### Goal
Copy out every line of the material below word for word, with nothing changed.

** start of Raw records **

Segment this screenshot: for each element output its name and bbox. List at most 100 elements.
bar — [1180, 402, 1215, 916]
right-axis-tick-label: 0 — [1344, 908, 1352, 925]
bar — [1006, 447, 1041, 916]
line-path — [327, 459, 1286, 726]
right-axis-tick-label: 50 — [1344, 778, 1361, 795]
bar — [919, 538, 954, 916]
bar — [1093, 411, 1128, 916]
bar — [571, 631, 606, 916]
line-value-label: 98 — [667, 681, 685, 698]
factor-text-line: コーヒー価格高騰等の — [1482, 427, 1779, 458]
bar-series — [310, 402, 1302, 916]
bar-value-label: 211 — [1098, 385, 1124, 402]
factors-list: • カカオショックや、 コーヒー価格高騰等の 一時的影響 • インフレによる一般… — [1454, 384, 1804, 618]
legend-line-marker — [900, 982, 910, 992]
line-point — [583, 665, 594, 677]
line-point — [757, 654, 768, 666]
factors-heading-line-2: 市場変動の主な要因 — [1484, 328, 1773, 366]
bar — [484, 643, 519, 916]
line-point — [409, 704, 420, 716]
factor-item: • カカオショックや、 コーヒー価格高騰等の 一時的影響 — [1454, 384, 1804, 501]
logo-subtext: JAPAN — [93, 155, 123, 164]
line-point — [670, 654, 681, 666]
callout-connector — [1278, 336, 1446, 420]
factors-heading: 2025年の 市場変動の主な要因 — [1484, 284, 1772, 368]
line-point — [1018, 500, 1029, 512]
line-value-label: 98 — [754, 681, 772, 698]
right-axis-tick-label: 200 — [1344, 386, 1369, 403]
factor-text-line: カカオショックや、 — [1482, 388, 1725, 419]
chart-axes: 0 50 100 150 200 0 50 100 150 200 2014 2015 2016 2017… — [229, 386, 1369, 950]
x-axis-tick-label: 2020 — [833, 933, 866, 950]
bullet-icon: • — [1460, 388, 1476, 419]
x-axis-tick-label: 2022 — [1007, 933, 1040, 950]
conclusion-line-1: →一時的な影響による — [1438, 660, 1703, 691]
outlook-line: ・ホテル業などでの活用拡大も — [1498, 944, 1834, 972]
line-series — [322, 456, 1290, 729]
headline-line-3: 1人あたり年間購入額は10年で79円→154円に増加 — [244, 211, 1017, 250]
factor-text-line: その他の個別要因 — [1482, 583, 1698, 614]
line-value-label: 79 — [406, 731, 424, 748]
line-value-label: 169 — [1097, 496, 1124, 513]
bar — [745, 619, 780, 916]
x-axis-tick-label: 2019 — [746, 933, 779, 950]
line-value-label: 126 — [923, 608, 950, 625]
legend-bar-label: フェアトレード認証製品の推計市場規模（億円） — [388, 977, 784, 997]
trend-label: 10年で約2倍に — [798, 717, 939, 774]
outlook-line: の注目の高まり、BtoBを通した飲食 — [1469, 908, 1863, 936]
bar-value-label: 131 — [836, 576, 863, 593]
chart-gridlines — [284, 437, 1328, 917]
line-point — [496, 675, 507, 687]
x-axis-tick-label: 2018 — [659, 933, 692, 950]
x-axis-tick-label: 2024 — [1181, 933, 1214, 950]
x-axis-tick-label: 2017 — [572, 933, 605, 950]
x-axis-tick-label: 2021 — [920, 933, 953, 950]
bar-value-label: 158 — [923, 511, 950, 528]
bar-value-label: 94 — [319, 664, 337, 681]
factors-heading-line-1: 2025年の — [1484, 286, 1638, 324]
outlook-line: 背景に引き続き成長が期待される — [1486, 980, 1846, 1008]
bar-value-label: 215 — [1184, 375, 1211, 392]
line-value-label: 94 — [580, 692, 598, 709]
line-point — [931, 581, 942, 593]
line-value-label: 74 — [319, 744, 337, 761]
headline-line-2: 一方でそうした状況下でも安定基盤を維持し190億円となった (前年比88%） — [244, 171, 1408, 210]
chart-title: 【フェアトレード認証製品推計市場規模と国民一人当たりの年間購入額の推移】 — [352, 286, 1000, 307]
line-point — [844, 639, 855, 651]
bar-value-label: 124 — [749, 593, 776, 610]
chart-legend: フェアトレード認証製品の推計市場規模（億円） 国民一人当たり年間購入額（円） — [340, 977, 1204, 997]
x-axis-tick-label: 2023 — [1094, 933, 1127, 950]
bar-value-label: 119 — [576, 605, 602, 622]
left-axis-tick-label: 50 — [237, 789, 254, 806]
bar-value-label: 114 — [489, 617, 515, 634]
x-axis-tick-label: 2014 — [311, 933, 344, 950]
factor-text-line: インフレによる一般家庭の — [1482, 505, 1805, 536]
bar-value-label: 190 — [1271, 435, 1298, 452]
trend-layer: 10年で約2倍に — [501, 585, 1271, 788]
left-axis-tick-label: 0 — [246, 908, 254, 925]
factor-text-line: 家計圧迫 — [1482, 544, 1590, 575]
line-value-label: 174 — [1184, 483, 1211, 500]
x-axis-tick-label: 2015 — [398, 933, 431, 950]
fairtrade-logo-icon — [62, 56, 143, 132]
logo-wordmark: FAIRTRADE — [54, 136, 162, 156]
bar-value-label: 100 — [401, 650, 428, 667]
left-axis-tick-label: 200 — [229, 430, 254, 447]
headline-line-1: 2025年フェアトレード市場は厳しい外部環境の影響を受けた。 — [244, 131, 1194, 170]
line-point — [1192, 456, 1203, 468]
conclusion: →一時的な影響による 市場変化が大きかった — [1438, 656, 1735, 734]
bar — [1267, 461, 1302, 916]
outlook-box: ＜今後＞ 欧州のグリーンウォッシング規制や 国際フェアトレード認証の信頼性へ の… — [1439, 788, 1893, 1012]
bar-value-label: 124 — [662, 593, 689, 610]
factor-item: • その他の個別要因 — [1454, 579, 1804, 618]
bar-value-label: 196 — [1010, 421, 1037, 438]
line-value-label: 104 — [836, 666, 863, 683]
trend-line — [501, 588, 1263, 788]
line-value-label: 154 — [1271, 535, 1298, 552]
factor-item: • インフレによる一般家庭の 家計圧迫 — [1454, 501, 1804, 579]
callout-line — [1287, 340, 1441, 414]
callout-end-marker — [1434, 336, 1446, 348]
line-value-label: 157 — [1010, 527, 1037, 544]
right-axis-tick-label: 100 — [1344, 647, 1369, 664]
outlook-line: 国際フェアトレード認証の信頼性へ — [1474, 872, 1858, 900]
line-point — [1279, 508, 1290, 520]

** end of Raw records **

### Result of the task
Segment this screenshot: for each element output its name and bbox. List at most 100 elements.
bar — [1180, 402, 1215, 916]
right-axis-tick-label: 0 — [1344, 908, 1352, 925]
bar — [1006, 447, 1041, 916]
line-path — [327, 459, 1286, 726]
right-axis-tick-label: 50 — [1344, 778, 1361, 795]
bar — [919, 538, 954, 916]
bar — [1093, 411, 1128, 916]
bar — [571, 631, 606, 916]
line-value-label: 98 — [667, 681, 685, 698]
factor-text-line: コーヒー価格高騰等の — [1482, 427, 1779, 458]
bar-series — [310, 402, 1302, 916]
bar-value-label: 211 — [1098, 385, 1124, 402]
factors-list: • カカオショックや、 コーヒー価格高騰等の 一時的影響 • インフレによる一般… — [1454, 384, 1804, 618]
legend-line-marker — [900, 982, 910, 992]
line-point — [583, 665, 594, 677]
line-point — [757, 654, 768, 666]
factors-heading-line-2: 市場変動の主な要因 — [1484, 328, 1773, 366]
bar — [484, 643, 519, 916]
line-point — [409, 704, 420, 716]
factor-item: • カカオショックや、 コーヒー価格高騰等の 一時的影響 — [1454, 384, 1804, 501]
logo-subtext: JAPAN — [93, 155, 123, 164]
line-point — [670, 654, 681, 666]
callout-connector — [1278, 336, 1446, 420]
factors-heading: 2025年の 市場変動の主な要因 — [1484, 284, 1772, 368]
line-point — [1018, 500, 1029, 512]
line-value-label: 98 — [754, 681, 772, 698]
right-axis-tick-label: 200 — [1344, 386, 1369, 403]
factor-text-line: カカオショックや、 — [1482, 388, 1725, 419]
chart-axes: 0 50 100 150 200 0 50 100 150 200 2014 2015 2016 2017… — [229, 386, 1369, 950]
x-axis-tick-label: 2020 — [833, 933, 866, 950]
bullet-icon: • — [1460, 388, 1476, 419]
x-axis-tick-label: 2022 — [1007, 933, 1040, 950]
conclusion-line-1: →一時的な影響による — [1438, 660, 1703, 691]
outlook-line: ・ホテル業などでの活用拡大も — [1498, 944, 1834, 972]
line-series — [322, 456, 1290, 729]
headline-line-3: 1人あたり年間購入額は10年で79円→154円に増加 — [244, 211, 1017, 250]
factor-text-line: その他の個別要因 — [1482, 583, 1698, 614]
line-value-label: 79 — [406, 731, 424, 748]
line-value-label: 169 — [1097, 496, 1124, 513]
bar — [745, 619, 780, 916]
x-axis-tick-label: 2019 — [746, 933, 779, 950]
line-value-label: 126 — [923, 608, 950, 625]
legend-bar-label: フェアトレード認証製品の推計市場規模（億円） — [388, 977, 784, 997]
trend-label: 10年で約2倍に — [798, 717, 939, 774]
outlook-line: の注目の高まり、BtoBを通した飲食 — [1469, 908, 1863, 936]
bar-value-label: 131 — [836, 576, 863, 593]
chart-gridlines — [284, 437, 1328, 917]
line-point — [496, 675, 507, 687]
x-axis-tick-label: 2018 — [659, 933, 692, 950]
x-axis-tick-label: 2024 — [1181, 933, 1214, 950]
x-axis-tick-label: 2017 — [572, 933, 605, 950]
x-axis-tick-label: 2021 — [920, 933, 953, 950]
bar-value-label: 158 — [923, 511, 950, 528]
bar-value-label: 94 — [319, 664, 337, 681]
factors-heading-line-1: 2025年の — [1484, 286, 1638, 324]
outlook-line: 背景に引き続き成長が期待される — [1486, 980, 1846, 1008]
bar-value-label: 215 — [1184, 375, 1211, 392]
line-value-label: 94 — [580, 692, 598, 709]
line-point — [931, 581, 942, 593]
line-value-label: 74 — [319, 744, 337, 761]
headline-line-2: 一方でそうした状況下でも安定基盤を維持し190億円となった (前年比88%） — [244, 171, 1408, 210]
chart-title: 【フェアトレード認証製品推計市場規模と国民一人当たりの年間購入額の推移】 — [352, 286, 1000, 307]
line-point — [844, 639, 855, 651]
bar-value-label: 124 — [749, 593, 776, 610]
chart-legend: フェアトレード認証製品の推計市場規模（億円） 国民一人当たり年間購入額（円） — [340, 977, 1204, 997]
x-axis-tick-label: 2023 — [1094, 933, 1127, 950]
bar-value-label: 119 — [576, 605, 602, 622]
left-axis-tick-label: 50 — [237, 789, 254, 806]
bar-value-label: 114 — [489, 617, 515, 634]
x-axis-tick-label: 2014 — [311, 933, 344, 950]
factor-text-line: インフレによる一般家庭の — [1482, 505, 1805, 536]
bar-value-label: 190 — [1271, 435, 1298, 452]
trend-layer: 10年で約2倍に — [501, 585, 1271, 788]
left-axis-tick-label: 0 — [246, 908, 254, 925]
factor-text-line: 家計圧迫 — [1482, 544, 1590, 575]
line-value-label: 174 — [1184, 483, 1211, 500]
x-axis-tick-label: 2015 — [398, 933, 431, 950]
fairtrade-logo-icon — [62, 56, 143, 132]
logo-wordmark: FAIRTRADE — [54, 136, 162, 156]
bar-value-label: 100 — [401, 650, 428, 667]
left-axis-tick-label: 200 — [229, 430, 254, 447]
headline-line-1: 2025年フェアトレード市場は厳しい外部環境の影響を受けた。 — [244, 131, 1194, 170]
line-point — [1192, 456, 1203, 468]
conclusion: →一時的な影響による 市場変化が大きかった — [1438, 656, 1735, 734]
bar — [1267, 461, 1302, 916]
outlook-box: ＜今後＞ 欧州のグリーンウォッシング規制や 国際フェアトレード認証の信頼性へ の… — [1439, 788, 1893, 1012]
bar-value-label: 124 — [662, 593, 689, 610]
factor-item: • その他の個別要因 — [1454, 579, 1804, 618]
bar-value-label: 196 — [1010, 421, 1037, 438]
line-value-label: 104 — [836, 666, 863, 683]
trend-line — [501, 588, 1263, 788]
line-value-label: 154 — [1271, 535, 1298, 552]
factor-item: • インフレによる一般家庭の 家計圧迫 — [1454, 501, 1804, 579]
callout-line — [1287, 340, 1441, 414]
callout-end-marker — [1434, 336, 1446, 348]
line-value-label: 157 — [1010, 527, 1037, 544]
right-axis-tick-label: 100 — [1344, 647, 1369, 664]
outlook-line: 国際フェアトレード認証の信頼性へ — [1474, 872, 1858, 900]
line-point — [1279, 508, 1290, 520]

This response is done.